Figure collection entries |
───

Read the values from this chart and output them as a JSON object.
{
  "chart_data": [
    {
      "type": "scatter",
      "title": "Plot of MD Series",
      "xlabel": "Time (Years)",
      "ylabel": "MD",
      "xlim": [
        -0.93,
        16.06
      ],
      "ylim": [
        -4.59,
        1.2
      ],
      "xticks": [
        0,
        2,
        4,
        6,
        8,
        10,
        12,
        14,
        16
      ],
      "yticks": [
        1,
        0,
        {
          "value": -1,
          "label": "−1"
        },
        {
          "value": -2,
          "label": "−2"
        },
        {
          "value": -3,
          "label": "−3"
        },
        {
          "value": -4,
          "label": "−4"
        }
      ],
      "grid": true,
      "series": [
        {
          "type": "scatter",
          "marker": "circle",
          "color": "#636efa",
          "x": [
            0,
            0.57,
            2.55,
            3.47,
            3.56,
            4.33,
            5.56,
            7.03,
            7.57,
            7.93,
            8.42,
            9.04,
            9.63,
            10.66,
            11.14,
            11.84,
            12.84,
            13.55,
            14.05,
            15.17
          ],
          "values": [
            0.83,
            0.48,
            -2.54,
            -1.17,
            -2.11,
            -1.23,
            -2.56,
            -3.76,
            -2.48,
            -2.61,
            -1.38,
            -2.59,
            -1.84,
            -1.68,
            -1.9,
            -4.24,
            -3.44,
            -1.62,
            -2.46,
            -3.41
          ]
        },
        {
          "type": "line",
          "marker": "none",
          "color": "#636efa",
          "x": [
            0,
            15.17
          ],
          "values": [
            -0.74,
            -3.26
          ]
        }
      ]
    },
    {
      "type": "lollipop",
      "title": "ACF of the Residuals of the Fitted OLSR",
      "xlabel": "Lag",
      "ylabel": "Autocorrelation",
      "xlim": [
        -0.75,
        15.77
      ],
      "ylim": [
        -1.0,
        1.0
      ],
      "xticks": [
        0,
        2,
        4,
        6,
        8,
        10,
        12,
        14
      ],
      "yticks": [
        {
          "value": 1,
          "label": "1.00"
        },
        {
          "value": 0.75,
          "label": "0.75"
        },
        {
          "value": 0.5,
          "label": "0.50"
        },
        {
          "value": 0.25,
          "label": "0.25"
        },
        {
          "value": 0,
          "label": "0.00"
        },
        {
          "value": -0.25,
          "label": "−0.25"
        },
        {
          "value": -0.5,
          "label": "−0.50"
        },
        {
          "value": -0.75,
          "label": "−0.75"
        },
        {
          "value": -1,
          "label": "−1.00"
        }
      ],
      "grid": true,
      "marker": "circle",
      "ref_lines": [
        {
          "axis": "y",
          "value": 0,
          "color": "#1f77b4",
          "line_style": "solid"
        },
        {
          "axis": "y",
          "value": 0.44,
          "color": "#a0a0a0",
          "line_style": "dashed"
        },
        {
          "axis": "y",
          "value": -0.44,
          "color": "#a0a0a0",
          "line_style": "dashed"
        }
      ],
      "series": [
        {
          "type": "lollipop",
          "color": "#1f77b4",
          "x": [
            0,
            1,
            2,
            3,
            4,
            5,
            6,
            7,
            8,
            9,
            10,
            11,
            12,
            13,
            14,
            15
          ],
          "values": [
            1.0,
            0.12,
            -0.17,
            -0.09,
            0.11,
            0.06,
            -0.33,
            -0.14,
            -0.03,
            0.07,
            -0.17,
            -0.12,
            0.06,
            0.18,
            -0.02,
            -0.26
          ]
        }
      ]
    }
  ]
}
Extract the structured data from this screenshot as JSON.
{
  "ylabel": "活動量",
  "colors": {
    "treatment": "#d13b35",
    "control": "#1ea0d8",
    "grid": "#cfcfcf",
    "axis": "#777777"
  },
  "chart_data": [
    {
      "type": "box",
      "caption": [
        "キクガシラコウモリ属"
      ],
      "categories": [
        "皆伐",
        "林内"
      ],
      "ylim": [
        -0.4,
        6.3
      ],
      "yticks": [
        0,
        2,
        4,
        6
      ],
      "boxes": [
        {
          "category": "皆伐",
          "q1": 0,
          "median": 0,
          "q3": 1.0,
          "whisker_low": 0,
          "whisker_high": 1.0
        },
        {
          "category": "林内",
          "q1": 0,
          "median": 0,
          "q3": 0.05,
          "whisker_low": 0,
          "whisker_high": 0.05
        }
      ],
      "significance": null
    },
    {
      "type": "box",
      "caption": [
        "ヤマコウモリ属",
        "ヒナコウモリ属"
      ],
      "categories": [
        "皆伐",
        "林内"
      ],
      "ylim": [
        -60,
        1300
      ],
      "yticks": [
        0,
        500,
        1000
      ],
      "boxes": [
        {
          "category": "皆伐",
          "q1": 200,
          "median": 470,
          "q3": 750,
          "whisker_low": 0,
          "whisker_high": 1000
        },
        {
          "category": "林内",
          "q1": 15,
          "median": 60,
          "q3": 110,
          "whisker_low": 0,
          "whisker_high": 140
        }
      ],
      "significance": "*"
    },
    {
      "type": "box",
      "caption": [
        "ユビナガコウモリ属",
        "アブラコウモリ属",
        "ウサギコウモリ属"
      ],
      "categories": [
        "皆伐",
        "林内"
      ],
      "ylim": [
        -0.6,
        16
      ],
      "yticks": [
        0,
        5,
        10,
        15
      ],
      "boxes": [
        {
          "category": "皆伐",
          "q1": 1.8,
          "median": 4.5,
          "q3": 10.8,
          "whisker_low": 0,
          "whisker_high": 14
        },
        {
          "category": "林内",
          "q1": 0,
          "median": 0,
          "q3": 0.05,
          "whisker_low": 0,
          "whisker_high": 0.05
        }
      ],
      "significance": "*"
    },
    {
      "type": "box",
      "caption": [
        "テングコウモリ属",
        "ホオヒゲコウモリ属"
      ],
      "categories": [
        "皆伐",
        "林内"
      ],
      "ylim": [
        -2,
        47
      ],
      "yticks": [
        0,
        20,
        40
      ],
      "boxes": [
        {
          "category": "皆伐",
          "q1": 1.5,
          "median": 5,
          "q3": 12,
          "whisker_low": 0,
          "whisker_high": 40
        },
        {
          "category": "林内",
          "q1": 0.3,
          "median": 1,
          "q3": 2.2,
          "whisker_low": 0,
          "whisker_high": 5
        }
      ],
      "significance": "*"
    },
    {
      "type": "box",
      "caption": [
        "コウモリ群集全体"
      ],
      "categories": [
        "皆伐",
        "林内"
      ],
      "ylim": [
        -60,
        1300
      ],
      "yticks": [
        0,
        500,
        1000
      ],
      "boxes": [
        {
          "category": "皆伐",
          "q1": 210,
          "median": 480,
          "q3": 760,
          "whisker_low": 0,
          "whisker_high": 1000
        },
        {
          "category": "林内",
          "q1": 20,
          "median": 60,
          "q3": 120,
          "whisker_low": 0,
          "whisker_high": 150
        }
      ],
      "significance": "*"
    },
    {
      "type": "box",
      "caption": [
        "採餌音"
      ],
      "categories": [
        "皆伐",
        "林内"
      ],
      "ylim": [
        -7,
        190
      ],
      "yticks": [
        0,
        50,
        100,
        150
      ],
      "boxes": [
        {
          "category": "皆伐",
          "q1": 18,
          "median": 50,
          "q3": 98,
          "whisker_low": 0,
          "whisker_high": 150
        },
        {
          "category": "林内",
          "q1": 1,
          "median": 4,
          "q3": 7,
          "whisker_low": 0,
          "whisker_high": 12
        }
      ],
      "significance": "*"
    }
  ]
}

───

Short task |
Please quote the records above exactly, without skipping a line.

Task answer |
Read the values from this chart and output them as a JSON object.
{
  "chart_data": [
    {
      "type": "scatter",
      "title": "Plot of MD Series",
      "xlabel": "Time (Years)",
      "ylabel": "MD",
      "xlim": [
        -0.93,
        16.06
      ],
      "ylim": [
        -4.59,
        1.2
      ],
      "xticks": [
        0,
        2,
        4,
        6,
        8,
        10,
        12,
        14,
        16
      ],
      "yticks": [
        1,
        0,
        {
          "value": -1,
          "label": "−1"
        },
        {
          "value": -2,
          "label": "−2"
        },
        {
          "value": -3,
          "label": "−3"
        },
        {
          "value": -4,
          "label": "−4"
        }
      ],
      "grid": true,
      "series": [
        {
          "type": "scatter",
          "marker": "circle",
          "color": "#636efa",
          "x": [
            0,
            0.57,
            2.55,
            3.47,
            3.56,
            4.33,
            5.56,
            7.03,
            7.57,
            7.93,
            8.42,
            9.04,
            9.63,
            10.66,
            11.14,
            11.84,
            12.84,
            13.55,
            14.05,
            15.17
          ],
          "values": [
            0.83,
            0.48,
            -2.54,
            -1.17,
            -2.11,
            -1.23,
            -2.56,
            -3.76,
            -2.48,
            -2.61,
            -1.38,
            -2.59,
            -1.84,
            -1.68,
            -1.9,
            -4.24,
            -3.44,
            -1.62,
            -2.46,
            -3.41
          ]
        },
        {
          "type": "line",
          "marker": "none",
          "color": "#636efa",
          "x": [
            0,
            15.17
          ],
          "values": [
            -0.74,
            -3.26
          ]
        }
      ]
    },
    {
      "type": "lollipop",
      "title": "ACF of the Residuals of the Fitted OLSR",
      "xlabel": "Lag",
      "ylabel": "Autocorrelation",
      "xlim": [
        -0.75,
        15.77
      ],
      "ylim": [
        -1.0,
        1.0
      ],
      "xticks": [
        0,
        2,
        4,
        6,
        8,
        10,
        12,
        14
      ],
      "yticks": [
        {
          "value": 1,
          "label": "1.00"
        },
        {
          "value": 0.75,
          "label": "0.75"
        },
        {
          "value": 0.5,
          "label": "0.50"
        },
        {
          "value": 0.25,
          "label": "0.25"
        },
        {
          "value": 0,
          "label": "0.00"
        },
        {
          "value": -0.25,
          "label": "−0.25"
        },
        {
          "value": -0.5,
          "label": "−0.50"
        },
        {
          "value": -0.75,
          "label": "−0.75"
        },
        {
          "value": -1,
          "label": "−1.00"
        }
      ],
      "grid": true,
      "marker": "circle",
      "ref_lines": [
        {
          "axis": "y",
          "value": 0,
          "color": "#1f77b4",
          "line_style": "solid"
        },
        {
          "axis": "y",
          "value": 0.44,
          "color": "#a0a0a0",
          "line_style": "dashed"
        },
        {
          "axis": "y",
          "value": -0.44,
          "color": "#a0a0a0",
          "line_style": "dashed"
        }
      ],
      "series": [
        {
          "type": "lollipop",
          "color": "#1f77b4",
          "x": [
            0,
            1,
            2,
            3,
            4,
            5,
            6,
            7,
            8,
            9,
            10,
            11,
            12,
            13,
            14,
            15
          ],
          "values": [
            1.0,
            0.12,
            -0.17,
            -0.09,
            0.11,
            0.06,
            -0.33,
            -0.14,
            -0.03,
            0.07,
            -0.17,
            -0.12,
            0.06,
            0.18,
            -0.02,
            -0.26
          ]
        }
      ]
    }
  ]
}
Extract the structured data from this screenshot as JSON.
{
  "ylabel": "活動量",
  "colors": {
    "treatment": "#d13b35",
    "control": "#1ea0d8",
    "grid": "#cfcfcf",
    "axis": "#777777"
  },
  "chart_data": [
    {
      "type": "box",
      "caption": [
        "キクガシラコウモリ属"
      ],
      "categories": [
        "皆伐",
        "林内"
      ],
      "ylim": [
        -0.4,
        6.3
      ],
      "yticks": [
        0,
        2,
        4,
        6
      ],
      "boxes": [
        {
          "category": "皆伐",
          "q1": 0,
          "median": 0,
          "q3": 1.0,
          "whisker_low": 0,
          "whisker_high": 1.0
        },
        {
          "category": "林内",
          "q1": 0,
          "median": 0,
          "q3": 0.05,
          "whisker_low": 0,
          "whisker_high": 0.05
        }
      ],
      "significance": null
    },
    {
      "type": "box",
      "caption": [
        "ヤマコウモリ属",
        "ヒナコウモリ属"
      ],
      "categories": [
        "皆伐",
        "林内"
      ],
      "ylim": [
        -60,
        1300
      ],
      "yticks": [
        0,
        500,
        1000
      ],
      "boxes": [
        {
          "category": "皆伐",
          "q1": 200,
          "median": 470,
          "q3": 750,
          "whisker_low": 0,
          "whisker_high": 1000
        },
        {
          "category": "林内",
          "q1": 15,
          "median": 60,
          "q3": 110,
          "whisker_low": 0,
          "whisker_high": 140
        }
      ],
      "significance": "*"
    },
    {
      "type": "box",
      "caption": [
        "ユビナガコウモリ属",
        "アブラコウモリ属",
        "ウサギコウモリ属"
      ],
      "categories": [
        "皆伐",
        "林内"
      ],
      "ylim": [
        -0.6,
        16
      ],
      "yticks": [
        0,
        5,
        10,
        15
      ],
      "boxes": [
        {
          "category": "皆伐",
          "q1": 1.8,
          "median": 4.5,
          "q3": 10.8,
          "whisker_low": 0,
          "whisker_high": 14
        },
        {
          "category": "林内",
          "q1": 0,
          "median": 0,
          "q3": 0.05,
          "whisker_low": 0,
          "whisker_high": 0.05
        }
      ],
      "significance": "*"
    },
    {
      "type": "box",
      "caption": [
        "テングコウモリ属",
        "ホオヒゲコウモリ属"
      ],
      "categories": [
        "皆伐",
        "林内"
      ],
      "ylim": [
        -2,
        47
      ],
      "yticks": [
        0,
        20,
        40
      ],
      "boxes": [
        {
          "category": "皆伐",
          "q1": 1.5,
          "median": 5,
          "q3": 12,
          "whisker_low": 0,
          "whisker_high": 40
        },
        {
          "category": "林内",
          "q1": 0.3,
          "median": 1,
          "q3": 2.2,
          "whisker_low": 0,
          "whisker_high": 5
        }
      ],
      "significance": "*"
    },
    {
      "type": "box",
      "caption": [
        "コウモリ群集全体"
      ],
      "categories": [
        "皆伐",
        "林内"
      ],
      "ylim": [
        -60,
        1300
      ],
      "yticks": [
        0,
        500,
        1000
      ],
      "boxes": [
        {
          "category": "皆伐",
          "q1": 210,
          "median": 480,
          "q3": 760,
          "whisker_low": 0,
          "whisker_high": 1000
        },
        {
          "category": "林内",
          "q1": 20,
          "median": 60,
          "q3": 120,
          "whisker_low": 0,
          "whisker_high": 150
        }
      ],
      "significance": "*"
    },
    {
      "type": "box",
      "caption": [
        "採餌音"
      ],
      "categories": [
        "皆伐",
        "林内"
      ],
      "ylim": [
        -7,
        190
      ],
      "yticks": [
        0,
        50,
        100,
        150
      ],
      "boxes": [
        {
          "category": "皆伐",
          "q1": 18,
          "median": 50,
          "q3": 98,
          "whisker_low": 0,
          "whisker_high": 150
        },
        {
          "category": "林内",
          "q1": 1,
          "median": 4,
          "q3": 7,
          "whisker_low": 0,
          "whisker_high": 12
        }
      ],
      "significance": "*"
    }
  ]
}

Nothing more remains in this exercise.